-- Short exercise --
Say how many lines of the listing below contain "What", giving the number and nothing else.
======== Provided data
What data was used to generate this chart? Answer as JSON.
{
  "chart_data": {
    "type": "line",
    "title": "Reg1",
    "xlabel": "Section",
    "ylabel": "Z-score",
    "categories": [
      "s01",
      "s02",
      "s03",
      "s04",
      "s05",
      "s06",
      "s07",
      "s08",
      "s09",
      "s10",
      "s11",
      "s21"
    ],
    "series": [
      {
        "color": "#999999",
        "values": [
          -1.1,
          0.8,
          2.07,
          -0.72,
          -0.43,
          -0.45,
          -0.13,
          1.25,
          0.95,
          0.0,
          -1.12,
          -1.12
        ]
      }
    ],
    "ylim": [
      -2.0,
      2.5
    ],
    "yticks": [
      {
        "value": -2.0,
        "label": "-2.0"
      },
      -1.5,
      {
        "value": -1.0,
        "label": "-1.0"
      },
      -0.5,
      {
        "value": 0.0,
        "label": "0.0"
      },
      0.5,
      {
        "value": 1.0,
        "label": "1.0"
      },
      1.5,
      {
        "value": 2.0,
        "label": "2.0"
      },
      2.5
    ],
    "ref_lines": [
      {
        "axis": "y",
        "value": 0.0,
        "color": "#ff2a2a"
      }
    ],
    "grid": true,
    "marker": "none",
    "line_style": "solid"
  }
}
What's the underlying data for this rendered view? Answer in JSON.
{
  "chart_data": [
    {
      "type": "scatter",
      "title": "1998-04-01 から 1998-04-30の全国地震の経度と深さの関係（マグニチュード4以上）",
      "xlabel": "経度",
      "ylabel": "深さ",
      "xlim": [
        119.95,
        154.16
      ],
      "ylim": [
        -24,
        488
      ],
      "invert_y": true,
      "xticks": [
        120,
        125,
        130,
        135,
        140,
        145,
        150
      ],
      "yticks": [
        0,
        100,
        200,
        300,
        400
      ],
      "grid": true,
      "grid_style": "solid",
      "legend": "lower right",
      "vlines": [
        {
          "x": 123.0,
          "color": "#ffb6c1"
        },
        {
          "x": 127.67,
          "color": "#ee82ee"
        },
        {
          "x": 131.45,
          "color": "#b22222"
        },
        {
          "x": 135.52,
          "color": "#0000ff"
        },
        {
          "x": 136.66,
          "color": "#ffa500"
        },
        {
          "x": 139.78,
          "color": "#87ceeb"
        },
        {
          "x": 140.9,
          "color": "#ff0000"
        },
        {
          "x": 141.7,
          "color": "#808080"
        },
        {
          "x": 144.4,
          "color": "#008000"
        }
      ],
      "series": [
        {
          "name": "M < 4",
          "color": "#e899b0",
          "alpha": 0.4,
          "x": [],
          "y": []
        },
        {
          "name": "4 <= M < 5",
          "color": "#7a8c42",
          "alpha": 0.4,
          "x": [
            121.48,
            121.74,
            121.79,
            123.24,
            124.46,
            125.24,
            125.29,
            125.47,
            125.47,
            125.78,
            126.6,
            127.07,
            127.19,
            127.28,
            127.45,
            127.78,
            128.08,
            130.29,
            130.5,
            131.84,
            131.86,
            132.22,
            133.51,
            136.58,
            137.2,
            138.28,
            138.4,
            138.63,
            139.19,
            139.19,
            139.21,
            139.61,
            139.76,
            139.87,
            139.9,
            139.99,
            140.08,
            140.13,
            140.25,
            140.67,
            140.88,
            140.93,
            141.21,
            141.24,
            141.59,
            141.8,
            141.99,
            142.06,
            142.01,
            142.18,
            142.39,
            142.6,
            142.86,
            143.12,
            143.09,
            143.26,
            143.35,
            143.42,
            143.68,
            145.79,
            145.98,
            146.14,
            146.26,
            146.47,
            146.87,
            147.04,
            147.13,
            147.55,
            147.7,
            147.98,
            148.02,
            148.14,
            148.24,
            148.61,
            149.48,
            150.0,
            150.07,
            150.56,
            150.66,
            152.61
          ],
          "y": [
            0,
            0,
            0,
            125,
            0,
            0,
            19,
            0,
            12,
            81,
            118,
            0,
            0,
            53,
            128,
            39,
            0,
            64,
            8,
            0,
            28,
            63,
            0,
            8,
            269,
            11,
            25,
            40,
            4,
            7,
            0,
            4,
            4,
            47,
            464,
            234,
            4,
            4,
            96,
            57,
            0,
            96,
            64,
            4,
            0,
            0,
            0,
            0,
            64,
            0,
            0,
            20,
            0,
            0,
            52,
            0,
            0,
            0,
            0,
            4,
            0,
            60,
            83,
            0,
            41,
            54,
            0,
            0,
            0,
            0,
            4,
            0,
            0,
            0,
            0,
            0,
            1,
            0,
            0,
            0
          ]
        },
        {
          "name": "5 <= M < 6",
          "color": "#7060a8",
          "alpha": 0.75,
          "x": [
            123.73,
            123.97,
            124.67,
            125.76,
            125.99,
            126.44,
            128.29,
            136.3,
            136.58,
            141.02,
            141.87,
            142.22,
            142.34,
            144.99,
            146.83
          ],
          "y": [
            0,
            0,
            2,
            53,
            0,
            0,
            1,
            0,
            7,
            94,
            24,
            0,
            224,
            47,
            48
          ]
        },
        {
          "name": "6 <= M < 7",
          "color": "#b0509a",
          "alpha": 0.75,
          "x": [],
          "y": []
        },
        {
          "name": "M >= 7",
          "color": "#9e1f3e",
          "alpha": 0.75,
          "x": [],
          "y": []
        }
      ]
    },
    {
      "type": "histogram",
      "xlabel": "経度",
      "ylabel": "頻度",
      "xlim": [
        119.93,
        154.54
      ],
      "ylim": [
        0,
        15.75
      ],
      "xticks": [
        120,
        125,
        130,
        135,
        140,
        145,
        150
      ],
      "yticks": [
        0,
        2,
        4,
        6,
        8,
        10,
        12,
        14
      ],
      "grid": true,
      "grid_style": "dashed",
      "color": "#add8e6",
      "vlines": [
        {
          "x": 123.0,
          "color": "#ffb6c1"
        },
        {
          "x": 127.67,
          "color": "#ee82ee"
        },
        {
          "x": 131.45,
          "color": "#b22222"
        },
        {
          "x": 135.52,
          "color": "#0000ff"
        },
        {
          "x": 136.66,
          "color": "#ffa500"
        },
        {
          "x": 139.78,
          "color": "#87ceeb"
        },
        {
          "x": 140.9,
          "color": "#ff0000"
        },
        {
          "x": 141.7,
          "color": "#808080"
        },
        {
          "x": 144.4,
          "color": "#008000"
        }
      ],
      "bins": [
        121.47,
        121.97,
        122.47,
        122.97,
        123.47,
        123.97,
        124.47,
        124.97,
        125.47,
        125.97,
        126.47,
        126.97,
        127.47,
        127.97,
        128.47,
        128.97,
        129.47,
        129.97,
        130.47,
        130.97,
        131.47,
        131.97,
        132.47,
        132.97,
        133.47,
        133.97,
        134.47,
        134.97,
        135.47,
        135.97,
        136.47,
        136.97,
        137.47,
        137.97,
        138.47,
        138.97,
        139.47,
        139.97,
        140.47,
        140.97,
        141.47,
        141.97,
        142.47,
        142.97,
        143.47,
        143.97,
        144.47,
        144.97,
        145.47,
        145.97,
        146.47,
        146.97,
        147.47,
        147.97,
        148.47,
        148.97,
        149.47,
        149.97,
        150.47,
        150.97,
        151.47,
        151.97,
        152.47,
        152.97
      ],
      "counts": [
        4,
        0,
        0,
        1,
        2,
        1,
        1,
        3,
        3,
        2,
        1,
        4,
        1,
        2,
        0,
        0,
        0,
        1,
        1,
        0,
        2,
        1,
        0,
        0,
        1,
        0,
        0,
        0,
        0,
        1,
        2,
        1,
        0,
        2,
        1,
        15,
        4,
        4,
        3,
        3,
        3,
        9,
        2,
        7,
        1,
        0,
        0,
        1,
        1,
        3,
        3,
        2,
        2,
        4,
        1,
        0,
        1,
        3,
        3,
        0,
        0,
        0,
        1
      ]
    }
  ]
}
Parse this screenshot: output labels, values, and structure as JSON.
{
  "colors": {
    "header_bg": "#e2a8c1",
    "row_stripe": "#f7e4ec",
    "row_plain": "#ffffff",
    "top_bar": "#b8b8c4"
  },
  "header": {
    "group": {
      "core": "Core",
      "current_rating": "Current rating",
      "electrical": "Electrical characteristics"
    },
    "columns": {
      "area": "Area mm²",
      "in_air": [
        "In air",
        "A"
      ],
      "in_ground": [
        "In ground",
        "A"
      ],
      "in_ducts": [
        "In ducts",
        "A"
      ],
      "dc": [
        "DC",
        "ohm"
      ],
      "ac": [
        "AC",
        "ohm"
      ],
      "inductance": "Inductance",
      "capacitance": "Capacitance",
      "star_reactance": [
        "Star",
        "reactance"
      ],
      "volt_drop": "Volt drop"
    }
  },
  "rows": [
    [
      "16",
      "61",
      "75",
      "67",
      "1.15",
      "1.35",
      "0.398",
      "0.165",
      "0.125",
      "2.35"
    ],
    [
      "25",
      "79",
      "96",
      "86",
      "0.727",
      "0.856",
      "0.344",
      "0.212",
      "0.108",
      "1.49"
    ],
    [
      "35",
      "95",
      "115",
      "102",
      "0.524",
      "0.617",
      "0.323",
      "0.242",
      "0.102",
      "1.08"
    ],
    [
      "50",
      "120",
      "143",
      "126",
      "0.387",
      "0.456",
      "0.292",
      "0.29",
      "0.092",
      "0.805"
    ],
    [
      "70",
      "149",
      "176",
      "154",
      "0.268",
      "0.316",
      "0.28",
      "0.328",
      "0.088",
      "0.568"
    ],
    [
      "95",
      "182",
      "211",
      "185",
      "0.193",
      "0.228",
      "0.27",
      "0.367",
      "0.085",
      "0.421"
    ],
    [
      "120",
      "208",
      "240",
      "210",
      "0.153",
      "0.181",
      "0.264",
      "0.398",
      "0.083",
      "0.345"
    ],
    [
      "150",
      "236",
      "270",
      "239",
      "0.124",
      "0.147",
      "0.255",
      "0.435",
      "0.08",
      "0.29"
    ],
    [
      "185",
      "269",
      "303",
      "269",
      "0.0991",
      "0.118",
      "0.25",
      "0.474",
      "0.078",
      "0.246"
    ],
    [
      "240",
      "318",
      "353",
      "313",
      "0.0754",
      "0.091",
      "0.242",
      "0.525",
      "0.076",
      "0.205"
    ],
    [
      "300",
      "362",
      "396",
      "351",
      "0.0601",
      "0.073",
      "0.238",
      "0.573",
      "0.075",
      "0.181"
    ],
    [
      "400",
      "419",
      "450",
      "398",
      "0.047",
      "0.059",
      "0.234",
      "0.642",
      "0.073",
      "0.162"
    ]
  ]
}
================
-- In response --
2